What this task involves:
Read the records and write them out again exactly.

───── Data for this task ─────

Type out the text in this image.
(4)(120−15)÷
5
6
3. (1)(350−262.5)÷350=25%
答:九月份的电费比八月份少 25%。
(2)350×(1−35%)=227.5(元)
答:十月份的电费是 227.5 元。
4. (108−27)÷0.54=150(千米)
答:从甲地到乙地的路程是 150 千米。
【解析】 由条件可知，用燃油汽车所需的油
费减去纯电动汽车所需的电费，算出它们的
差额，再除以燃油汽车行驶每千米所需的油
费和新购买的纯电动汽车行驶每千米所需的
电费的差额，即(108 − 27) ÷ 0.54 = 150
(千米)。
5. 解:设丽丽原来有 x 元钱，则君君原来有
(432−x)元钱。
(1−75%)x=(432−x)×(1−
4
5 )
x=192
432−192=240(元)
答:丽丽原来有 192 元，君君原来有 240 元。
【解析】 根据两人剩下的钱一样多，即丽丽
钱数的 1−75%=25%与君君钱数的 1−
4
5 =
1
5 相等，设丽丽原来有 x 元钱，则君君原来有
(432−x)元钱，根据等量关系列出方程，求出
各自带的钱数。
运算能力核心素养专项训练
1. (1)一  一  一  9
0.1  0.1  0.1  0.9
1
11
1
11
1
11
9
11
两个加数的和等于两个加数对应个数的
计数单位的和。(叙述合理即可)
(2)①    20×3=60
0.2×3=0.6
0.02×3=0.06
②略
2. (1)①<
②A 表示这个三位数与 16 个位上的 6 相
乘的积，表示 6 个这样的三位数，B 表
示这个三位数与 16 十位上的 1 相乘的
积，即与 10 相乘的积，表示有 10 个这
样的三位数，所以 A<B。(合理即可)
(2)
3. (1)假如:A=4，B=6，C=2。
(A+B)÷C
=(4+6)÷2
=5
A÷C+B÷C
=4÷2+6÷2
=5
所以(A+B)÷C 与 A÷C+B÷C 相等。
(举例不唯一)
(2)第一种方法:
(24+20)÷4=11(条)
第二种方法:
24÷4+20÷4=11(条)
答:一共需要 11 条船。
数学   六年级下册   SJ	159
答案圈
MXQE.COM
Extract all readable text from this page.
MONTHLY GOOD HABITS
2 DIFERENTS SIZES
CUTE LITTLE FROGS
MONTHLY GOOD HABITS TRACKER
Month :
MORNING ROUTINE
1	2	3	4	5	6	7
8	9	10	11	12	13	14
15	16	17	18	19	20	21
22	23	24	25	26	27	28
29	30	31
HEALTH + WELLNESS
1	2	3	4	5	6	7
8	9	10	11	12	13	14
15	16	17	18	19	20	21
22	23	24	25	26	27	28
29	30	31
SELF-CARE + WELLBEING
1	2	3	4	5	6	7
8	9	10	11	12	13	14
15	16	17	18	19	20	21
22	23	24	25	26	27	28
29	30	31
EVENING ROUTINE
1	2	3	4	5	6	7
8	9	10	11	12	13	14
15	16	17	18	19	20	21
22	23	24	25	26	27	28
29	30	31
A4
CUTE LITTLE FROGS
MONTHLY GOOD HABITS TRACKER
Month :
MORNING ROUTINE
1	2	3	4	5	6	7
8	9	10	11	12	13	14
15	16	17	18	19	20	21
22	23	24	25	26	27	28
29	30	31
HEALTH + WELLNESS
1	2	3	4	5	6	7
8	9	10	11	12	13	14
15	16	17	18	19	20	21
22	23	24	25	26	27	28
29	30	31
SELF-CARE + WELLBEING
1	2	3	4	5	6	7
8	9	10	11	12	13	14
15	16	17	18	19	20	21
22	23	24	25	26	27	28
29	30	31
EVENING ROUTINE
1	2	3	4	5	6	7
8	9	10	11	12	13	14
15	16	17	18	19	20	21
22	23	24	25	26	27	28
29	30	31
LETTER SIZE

─────

The reply:
Type out the text in this image.
(4)(120−15)÷
5
6
3. (1)(350−262.5)÷350=25%
答:九月份的电费比八月份少 25%。
(2)350×(1−35%)=227.5(元)
答:十月份的电费是 227.5 元。
4. (108−27)÷0.54=150(千米)
答:从甲地到乙地的路程是 150 千米。
【解析】 由条件可知，用燃油汽车所需的油
费减去纯电动汽车所需的电费，算出它们的
差额，再除以燃油汽车行驶每千米所需的油
费和新购买的纯电动汽车行驶每千米所需的
电费的差额，即(108 − 27) ÷ 0.54 = 150
(千米)。
5. 解:设丽丽原来有 x 元钱，则君君原来有
(432−x)元钱。
(1−75%)x=(432−x)×(1−
4
5 )
x=192
432−192=240(元)
答:丽丽原来有 192 元，君君原来有 240 元。
【解析】 根据两人剩下的钱一样多，即丽丽
钱数的 1−75%=25%与君君钱数的 1−
4
5 =
1
5 相等，设丽丽原来有 x 元钱，则君君原来有
(432−x)元钱，根据等量关系列出方程，求出
各自带的钱数。
运算能力核心素养专项训练
1. (1)一  一  一  9
0.1  0.1  0.1  0.9
1
11
1
11
1
11
9
11
两个加数的和等于两个加数对应个数的
计数单位的和。(叙述合理即可)
(2)①    20×3=60
0.2×3=0.6
0.02×3=0.06
②略
2. (1)①<
②A 表示这个三位数与 16 个位上的 6 相
乘的积，表示 6 个这样的三位数，B 表
示这个三位数与 16 十位上的 1 相乘的
积，即与 10 相乘的积，表示有 10 个这
样的三位数，所以 A<B。(合理即可)
(2)
3. (1)假如:A=4，B=6，C=2。
(A+B)÷C
=(4+6)÷2
=5
A÷C+B÷C
=4÷2+6÷2
=5
所以(A+B)÷C 与 A÷C+B÷C 相等。
(举例不唯一)
(2)第一种方法:
(24+20)÷4=11(条)
第二种方法:
24÷4+20÷4=11(条)
答:一共需要 11 条船。
数学   六年级下册   SJ	159
答案圈
MXQE.COM
Extract all readable text from this page.
MONTHLY GOOD HABITS
2 DIFERENTS SIZES
CUTE LITTLE FROGS
MONTHLY GOOD HABITS TRACKER
Month :
MORNING ROUTINE
1	2	3	4	5	6	7
8	9	10	11	12	13	14
15	16	17	18	19	20	21
22	23	24	25	26	27	28
29	30	31
HEALTH + WELLNESS
1	2	3	4	5	6	7
8	9	10	11	12	13	14
15	16	17	18	19	20	21
22	23	24	25	26	27	28
29	30	31
SELF-CARE + WELLBEING
1	2	3	4	5	6	7
8	9	10	11	12	13	14
15	16	17	18	19	20	21
22	23	24	25	26	27	28
29	30	31
EVENING ROUTINE
1	2	3	4	5	6	7
8	9	10	11	12	13	14
15	16	17	18	19	20	21
22	23	24	25	26	27	28
29	30	31
A4
CUTE LITTLE FROGS
MONTHLY GOOD HABITS TRACKER
Month :
MORNING ROUTINE
1	2	3	4	5	6	7
8	9	10	11	12	13	14
15	16	17	18	19	20	21
22	23	24	25	26	27	28
29	30	31
HEALTH + WELLNESS
1	2	3	4	5	6	7
8	9	10	11	12	13	14
15	16	17	18	19	20	21
22	23	24	25	26	27	28
29	30	31
SELF-CARE + WELLBEING
1	2	3	4	5	6	7
8	9	10	11	12	13	14
15	16	17	18	19	20	21
22	23	24	25	26	27	28
29	30	31
EVENING ROUTINE
1	2	3	4	5	6	7
8	9	10	11	12	13	14
15	16	17	18	19	20	21
22	23	24	25	26	27	28
29	30	31
LETTER SIZE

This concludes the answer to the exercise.